(Objective) Return a copy of each line that holds the string "labels".

(Data shown)
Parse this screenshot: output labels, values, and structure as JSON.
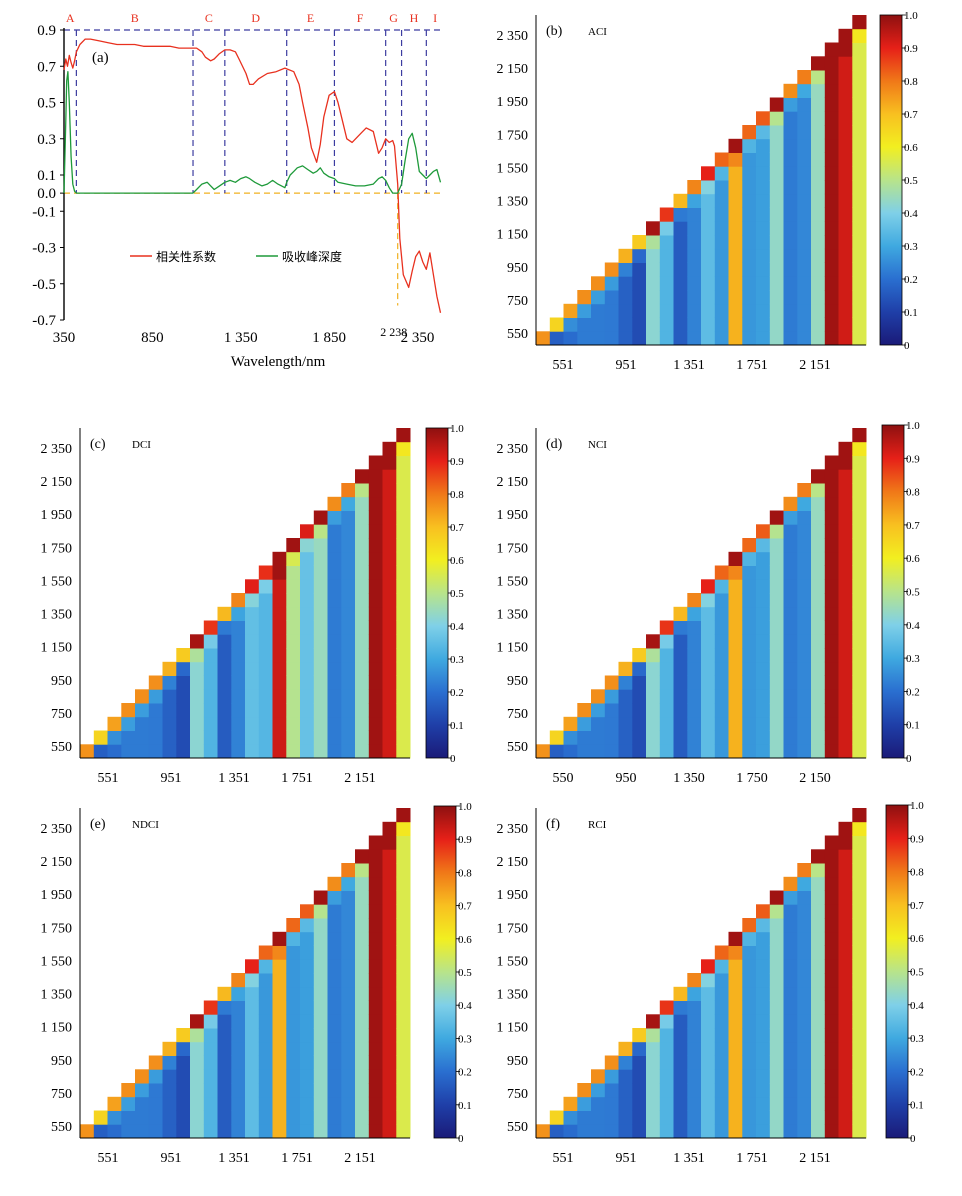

* * *

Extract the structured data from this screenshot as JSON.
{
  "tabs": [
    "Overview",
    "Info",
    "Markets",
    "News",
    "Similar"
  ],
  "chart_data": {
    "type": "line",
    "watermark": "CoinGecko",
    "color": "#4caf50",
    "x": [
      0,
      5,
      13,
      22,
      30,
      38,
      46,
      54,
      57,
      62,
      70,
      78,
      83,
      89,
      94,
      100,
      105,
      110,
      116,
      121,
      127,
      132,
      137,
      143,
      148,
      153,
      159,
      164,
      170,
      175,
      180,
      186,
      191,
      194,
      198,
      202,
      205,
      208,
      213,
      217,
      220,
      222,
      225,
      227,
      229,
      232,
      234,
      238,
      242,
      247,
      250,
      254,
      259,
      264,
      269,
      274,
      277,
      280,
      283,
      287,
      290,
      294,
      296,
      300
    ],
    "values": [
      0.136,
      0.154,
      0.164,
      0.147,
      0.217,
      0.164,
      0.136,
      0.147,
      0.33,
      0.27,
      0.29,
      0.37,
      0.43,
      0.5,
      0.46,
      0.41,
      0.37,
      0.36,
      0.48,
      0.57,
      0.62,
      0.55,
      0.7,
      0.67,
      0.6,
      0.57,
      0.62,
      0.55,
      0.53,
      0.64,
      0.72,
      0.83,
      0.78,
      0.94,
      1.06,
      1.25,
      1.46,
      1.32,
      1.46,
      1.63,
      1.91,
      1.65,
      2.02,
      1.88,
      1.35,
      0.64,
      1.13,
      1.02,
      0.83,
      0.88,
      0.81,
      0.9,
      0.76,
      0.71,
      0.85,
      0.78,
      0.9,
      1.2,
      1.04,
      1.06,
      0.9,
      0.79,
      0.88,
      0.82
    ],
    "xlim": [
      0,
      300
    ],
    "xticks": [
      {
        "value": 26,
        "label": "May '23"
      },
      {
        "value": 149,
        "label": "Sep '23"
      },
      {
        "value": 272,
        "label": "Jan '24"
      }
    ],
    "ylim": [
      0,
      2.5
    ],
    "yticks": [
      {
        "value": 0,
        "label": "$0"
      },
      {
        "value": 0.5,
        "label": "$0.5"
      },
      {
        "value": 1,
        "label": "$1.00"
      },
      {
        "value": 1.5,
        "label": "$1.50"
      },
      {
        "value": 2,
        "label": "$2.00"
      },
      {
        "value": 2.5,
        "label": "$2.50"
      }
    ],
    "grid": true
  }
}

---

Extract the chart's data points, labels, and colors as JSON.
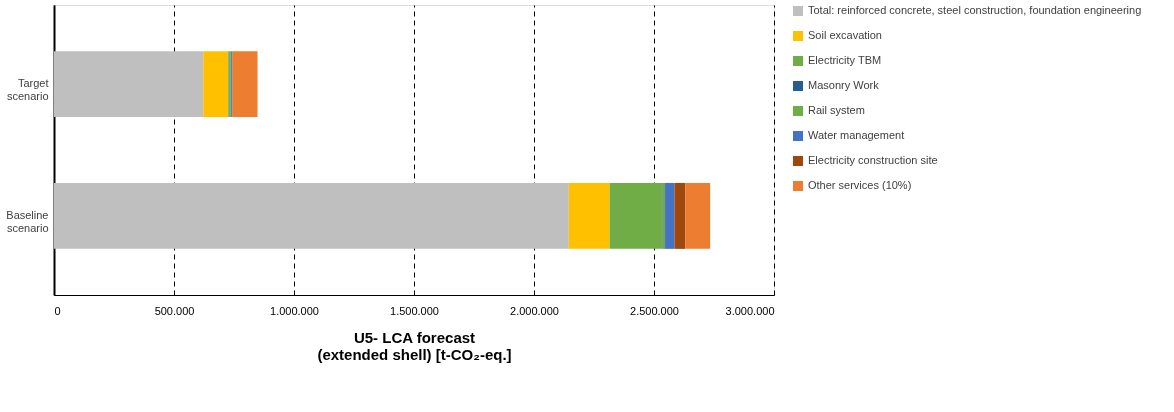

(Expected output)
Parse this screenshot: output labels, values, and structure as JSON.
Extract the chart's data points, labels, and colors as JSON.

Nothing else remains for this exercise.